◆ **EXERCISE**: Copy out all lines where "إسماعيل" appears.

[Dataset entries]
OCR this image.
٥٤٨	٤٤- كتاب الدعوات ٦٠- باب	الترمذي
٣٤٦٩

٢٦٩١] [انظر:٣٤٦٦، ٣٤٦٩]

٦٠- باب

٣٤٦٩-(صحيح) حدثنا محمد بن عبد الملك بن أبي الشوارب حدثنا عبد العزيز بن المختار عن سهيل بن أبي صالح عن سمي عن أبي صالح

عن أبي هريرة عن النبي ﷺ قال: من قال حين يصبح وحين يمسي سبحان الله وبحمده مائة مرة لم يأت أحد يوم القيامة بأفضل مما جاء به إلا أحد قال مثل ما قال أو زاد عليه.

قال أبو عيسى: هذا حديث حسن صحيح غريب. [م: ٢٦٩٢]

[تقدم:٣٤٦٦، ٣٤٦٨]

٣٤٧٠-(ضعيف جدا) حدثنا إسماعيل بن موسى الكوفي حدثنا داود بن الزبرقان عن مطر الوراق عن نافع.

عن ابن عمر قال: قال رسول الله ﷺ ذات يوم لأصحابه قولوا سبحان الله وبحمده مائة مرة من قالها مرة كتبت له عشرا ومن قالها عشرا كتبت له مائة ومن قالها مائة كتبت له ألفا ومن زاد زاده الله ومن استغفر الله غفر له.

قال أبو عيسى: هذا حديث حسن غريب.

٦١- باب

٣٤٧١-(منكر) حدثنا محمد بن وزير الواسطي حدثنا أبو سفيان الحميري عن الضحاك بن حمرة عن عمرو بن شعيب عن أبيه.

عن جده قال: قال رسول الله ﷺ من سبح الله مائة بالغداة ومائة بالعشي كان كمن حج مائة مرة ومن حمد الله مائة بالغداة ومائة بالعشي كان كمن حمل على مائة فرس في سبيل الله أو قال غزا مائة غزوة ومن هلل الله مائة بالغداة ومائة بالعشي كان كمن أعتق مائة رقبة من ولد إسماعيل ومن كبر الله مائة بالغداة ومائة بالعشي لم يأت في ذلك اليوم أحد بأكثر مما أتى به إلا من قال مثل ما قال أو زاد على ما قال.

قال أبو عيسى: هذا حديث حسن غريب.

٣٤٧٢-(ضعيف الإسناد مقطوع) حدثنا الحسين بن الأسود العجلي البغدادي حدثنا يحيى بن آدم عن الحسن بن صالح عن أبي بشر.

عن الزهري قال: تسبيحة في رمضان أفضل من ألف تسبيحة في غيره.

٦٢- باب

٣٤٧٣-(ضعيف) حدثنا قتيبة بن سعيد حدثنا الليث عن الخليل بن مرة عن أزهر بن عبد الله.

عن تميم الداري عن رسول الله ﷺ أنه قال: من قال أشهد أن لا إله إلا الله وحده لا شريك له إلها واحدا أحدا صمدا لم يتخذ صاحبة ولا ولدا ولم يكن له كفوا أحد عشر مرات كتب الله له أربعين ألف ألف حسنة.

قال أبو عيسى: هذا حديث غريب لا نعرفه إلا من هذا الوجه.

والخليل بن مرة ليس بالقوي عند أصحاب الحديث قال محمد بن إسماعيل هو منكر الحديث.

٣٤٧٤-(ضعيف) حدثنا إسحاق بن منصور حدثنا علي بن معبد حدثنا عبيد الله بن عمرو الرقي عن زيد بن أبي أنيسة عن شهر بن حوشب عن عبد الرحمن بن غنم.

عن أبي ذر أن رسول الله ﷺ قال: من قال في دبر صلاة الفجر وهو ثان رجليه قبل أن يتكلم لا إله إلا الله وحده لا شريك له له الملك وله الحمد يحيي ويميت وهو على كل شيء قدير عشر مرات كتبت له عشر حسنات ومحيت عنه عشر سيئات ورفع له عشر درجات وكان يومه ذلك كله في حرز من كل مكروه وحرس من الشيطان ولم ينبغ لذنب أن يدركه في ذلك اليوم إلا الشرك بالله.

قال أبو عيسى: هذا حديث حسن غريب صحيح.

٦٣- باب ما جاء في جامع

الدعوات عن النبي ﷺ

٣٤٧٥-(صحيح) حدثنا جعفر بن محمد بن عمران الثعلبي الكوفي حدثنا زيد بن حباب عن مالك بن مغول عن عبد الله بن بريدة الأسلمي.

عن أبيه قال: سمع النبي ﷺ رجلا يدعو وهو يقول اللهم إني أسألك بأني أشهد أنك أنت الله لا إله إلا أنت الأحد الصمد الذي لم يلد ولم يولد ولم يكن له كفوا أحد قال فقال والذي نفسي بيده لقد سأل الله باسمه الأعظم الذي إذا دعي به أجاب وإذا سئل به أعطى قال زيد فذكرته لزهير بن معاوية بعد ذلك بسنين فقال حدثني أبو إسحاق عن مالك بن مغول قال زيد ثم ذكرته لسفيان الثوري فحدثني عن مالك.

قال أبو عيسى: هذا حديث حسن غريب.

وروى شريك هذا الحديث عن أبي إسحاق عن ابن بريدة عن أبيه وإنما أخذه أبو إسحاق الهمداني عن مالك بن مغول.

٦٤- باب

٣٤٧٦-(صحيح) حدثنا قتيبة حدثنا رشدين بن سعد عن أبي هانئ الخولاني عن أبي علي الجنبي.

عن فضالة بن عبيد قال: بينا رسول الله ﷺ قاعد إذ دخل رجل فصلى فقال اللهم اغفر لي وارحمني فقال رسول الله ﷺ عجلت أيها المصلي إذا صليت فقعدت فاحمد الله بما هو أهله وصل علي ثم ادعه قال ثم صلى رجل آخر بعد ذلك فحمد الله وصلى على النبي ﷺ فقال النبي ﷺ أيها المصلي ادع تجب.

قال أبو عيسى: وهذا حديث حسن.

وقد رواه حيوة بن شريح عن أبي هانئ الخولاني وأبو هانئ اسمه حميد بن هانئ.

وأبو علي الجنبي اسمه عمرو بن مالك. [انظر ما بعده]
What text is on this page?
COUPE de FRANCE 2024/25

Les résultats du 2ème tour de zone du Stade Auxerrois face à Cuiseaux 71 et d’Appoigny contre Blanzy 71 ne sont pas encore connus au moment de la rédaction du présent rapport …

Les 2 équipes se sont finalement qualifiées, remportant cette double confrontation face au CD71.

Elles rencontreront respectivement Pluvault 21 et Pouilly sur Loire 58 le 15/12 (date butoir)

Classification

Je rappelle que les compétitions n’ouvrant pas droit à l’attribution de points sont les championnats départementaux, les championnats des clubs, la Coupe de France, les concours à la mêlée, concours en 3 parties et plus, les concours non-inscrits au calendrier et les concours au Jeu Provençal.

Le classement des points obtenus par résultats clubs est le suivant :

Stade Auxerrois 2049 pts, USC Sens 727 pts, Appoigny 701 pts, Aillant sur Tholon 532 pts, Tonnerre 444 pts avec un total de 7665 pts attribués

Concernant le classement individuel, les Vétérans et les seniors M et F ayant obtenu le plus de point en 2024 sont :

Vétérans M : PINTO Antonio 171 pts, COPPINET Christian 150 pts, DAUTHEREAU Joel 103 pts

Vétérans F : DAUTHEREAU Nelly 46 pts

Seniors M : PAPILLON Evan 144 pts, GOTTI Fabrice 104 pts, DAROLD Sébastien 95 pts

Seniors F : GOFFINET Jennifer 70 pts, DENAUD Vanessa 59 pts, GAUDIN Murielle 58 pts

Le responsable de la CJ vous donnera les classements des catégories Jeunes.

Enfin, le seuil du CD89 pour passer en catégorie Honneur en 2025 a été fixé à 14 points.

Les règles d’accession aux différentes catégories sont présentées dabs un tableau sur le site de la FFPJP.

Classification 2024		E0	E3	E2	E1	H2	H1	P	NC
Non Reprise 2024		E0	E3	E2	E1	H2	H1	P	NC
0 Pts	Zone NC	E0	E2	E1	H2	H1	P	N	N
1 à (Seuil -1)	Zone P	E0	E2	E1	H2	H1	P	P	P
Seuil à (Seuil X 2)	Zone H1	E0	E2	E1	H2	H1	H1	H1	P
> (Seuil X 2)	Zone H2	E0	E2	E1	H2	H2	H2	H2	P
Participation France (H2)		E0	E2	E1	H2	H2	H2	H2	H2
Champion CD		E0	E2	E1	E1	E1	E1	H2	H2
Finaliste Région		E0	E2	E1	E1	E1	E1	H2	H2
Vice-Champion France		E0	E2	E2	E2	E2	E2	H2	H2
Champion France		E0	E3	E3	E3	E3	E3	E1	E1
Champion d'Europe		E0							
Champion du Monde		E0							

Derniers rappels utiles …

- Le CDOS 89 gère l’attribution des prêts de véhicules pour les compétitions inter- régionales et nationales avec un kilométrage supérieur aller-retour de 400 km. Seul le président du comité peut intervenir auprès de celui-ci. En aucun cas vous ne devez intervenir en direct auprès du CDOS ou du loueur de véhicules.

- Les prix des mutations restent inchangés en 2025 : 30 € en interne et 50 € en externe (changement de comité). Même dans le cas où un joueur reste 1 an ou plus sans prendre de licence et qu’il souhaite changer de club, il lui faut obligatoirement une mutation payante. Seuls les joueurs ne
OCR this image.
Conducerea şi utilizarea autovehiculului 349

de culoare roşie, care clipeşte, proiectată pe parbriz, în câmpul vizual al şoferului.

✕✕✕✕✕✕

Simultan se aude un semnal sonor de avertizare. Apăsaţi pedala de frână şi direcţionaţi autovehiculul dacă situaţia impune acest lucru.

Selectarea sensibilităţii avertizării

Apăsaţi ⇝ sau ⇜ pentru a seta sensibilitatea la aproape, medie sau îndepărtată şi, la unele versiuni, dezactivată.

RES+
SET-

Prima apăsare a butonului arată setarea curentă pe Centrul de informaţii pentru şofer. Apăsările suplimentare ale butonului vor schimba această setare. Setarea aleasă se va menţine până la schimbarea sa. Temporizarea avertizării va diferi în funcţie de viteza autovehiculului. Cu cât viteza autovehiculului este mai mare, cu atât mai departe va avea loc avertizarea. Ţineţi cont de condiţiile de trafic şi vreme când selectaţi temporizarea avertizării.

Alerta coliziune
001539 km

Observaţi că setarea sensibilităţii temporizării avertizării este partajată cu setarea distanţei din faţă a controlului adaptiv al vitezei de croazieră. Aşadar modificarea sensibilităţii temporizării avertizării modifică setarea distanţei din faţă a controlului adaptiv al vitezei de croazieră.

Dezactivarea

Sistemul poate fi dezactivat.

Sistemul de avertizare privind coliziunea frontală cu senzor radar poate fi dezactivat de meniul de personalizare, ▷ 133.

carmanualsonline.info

◆ **OUTPUT FOR THIS TASK**:
٣٤٧٠-(ضعيف جدا) حدثنا إسماعيل بن موسى الكوفي حدثنا داود بن الزبرقان عن مطر الوراق عن نافع.
عن جده قال: قال رسول الله ﷺ من سبح الله مائة بالغداة ومائة بالعشي كان كمن حج مائة مرة ومن حمد الله مائة بالغداة ومائة بالعشي كان كمن حمل على مائة فرس في سبيل الله أو قال غزا مائة غزوة ومن هلل الله مائة بالغداة ومائة بالعشي كان كمن أعتق مائة رقبة من ولد إسماعيل ومن كبر الله مائة بالغداة ومائة بالعشي لم يأت في ذلك اليوم أحد بأكثر مما أتى به إلا من قال مثل ما قال أو زاد على ما قال.
والخليل بن مرة ليس بالقوي عند أصحاب الحديث قال محمد بن إسماعيل هو منكر الحديث.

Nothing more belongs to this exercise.